### Dataset rows ###

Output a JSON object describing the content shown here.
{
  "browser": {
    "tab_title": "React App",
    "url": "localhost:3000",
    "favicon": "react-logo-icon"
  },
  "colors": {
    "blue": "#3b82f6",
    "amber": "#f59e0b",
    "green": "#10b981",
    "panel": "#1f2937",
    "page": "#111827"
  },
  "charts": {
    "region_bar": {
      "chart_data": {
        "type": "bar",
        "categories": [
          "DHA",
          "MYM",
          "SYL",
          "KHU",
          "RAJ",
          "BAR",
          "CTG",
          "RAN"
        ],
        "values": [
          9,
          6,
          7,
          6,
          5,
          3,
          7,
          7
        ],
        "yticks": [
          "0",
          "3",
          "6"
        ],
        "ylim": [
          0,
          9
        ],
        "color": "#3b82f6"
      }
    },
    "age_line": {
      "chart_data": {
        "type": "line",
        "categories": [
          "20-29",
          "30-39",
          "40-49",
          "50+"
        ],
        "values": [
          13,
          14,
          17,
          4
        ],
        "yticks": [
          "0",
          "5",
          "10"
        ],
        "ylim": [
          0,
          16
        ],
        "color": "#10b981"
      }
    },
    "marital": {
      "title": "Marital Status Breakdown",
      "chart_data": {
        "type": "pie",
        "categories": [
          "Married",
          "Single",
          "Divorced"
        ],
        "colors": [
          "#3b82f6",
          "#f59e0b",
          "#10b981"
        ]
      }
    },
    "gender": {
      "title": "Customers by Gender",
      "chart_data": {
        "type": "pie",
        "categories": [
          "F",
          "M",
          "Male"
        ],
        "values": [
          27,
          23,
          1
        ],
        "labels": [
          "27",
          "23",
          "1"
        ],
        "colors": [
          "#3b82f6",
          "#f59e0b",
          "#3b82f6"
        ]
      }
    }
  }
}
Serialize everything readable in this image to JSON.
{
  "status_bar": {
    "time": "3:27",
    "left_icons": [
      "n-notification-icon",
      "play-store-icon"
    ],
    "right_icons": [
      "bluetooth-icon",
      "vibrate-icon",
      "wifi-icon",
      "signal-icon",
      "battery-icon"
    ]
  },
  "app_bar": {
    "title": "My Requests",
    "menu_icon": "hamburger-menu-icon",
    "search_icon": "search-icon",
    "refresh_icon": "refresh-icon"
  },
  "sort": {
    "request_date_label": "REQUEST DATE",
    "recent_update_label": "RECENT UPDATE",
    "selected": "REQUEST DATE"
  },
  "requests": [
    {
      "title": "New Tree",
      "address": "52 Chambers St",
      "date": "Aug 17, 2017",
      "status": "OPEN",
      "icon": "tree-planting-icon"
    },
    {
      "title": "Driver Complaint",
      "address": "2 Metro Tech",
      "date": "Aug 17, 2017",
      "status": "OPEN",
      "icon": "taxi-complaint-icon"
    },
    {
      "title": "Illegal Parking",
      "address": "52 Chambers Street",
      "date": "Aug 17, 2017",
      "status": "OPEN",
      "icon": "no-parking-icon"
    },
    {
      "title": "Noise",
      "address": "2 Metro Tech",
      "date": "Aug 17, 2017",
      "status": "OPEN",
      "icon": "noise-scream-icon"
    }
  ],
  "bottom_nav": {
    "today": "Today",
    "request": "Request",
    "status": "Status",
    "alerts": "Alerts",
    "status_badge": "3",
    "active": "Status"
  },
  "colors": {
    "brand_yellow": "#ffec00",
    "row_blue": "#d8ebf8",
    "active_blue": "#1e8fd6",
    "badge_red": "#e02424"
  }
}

###

Required work: Return the material exactly as it stands.

The solution:
Output a JSON object describing the content shown here.
{
  "browser": {
    "tab_title": "React App",
    "url": "localhost:3000",
    "favicon": "react-logo-icon"
  },
  "colors": {
    "blue": "#3b82f6",
    "amber": "#f59e0b",
    "green": "#10b981",
    "panel": "#1f2937",
    "page": "#111827"
  },
  "charts": {
    "region_bar": {
      "chart_data": {
        "type": "bar",
        "categories": [
          "DHA",
          "MYM",
          "SYL",
          "KHU",
          "RAJ",
          "BAR",
          "CTG",
          "RAN"
        ],
        "values": [
          9,
          6,
          7,
          6,
          5,
          3,
          7,
          7
        ],
        "yticks": [
          "0",
          "3",
          "6"
        ],
        "ylim": [
          0,
          9
        ],
        "color": "#3b82f6"
      }
    },
    "age_line": {
      "chart_data": {
        "type": "line",
        "categories": [
          "20-29",
          "30-39",
          "40-49",
          "50+"
        ],
        "values": [
          13,
          14,
          17,
          4
        ],
        "yticks": [
          "0",
          "5",
          "10"
        ],
        "ylim": [
          0,
          16
        ],
        "color": "#10b981"
      }
    },
    "marital": {
      "title": "Marital Status Breakdown",
      "chart_data": {
        "type": "pie",
        "categories": [
          "Married",
          "Single",
          "Divorced"
        ],
        "colors": [
          "#3b82f6",
          "#f59e0b",
          "#10b981"
        ]
      }
    },
    "gender": {
      "title": "Customers by Gender",
      "chart_data": {
        "type": "pie",
        "categories": [
          "F",
          "M",
          "Male"
        ],
        "values": [
          27,
          23,
          1
        ],
        "labels": [
          "27",
          "23",
          "1"
        ],
        "colors": [
          "#3b82f6",
          "#f59e0b",
          "#3b82f6"
        ]
      }
    }
  }
}
Serialize everything readable in this image to JSON.
{
  "status_bar": {
    "time": "3:27",
    "left_icons": [
      "n-notification-icon",
      "play-store-icon"
    ],
    "right_icons": [
      "bluetooth-icon",
      "vibrate-icon",
      "wifi-icon",
      "signal-icon",
      "battery-icon"
    ]
  },
  "app_bar": {
    "title": "My Requests",
    "menu_icon": "hamburger-menu-icon",
    "search_icon": "search-icon",
    "refresh_icon": "refresh-icon"
  },
  "sort": {
    "request_date_label": "REQUEST DATE",
    "recent_update_label": "RECENT UPDATE",
    "selected": "REQUEST DATE"
  },
  "requests": [
    {
      "title": "New Tree",
      "address": "52 Chambers St",
      "date": "Aug 17, 2017",
      "status": "OPEN",
      "icon": "tree-planting-icon"
    },
    {
      "title": "Driver Complaint",
      "address": "2 Metro Tech",
      "date": "Aug 17, 2017",
      "status": "OPEN",
      "icon": "taxi-complaint-icon"
    },
    {
      "title": "Illegal Parking",
      "address": "52 Chambers Street",
      "date": "Aug 17, 2017",
      "status": "OPEN",
      "icon": "no-parking-icon"
    },
    {
      "title": "Noise",
      "address": "2 Metro Tech",
      "date": "Aug 17, 2017",
      "status": "OPEN",
      "icon": "noise-scream-icon"
    }
  ],
  "bottom_nav": {
    "today": "Today",
    "request": "Request",
    "status": "Status",
    "alerts": "Alerts",
    "status_badge": "3",
    "active": "Status"
  },
  "colors": {
    "brand_yellow": "#ffec00",
    "row_blue": "#d8ebf8",
    "active_blue": "#1e8fd6",
    "badge_red": "#e02424"
  }
}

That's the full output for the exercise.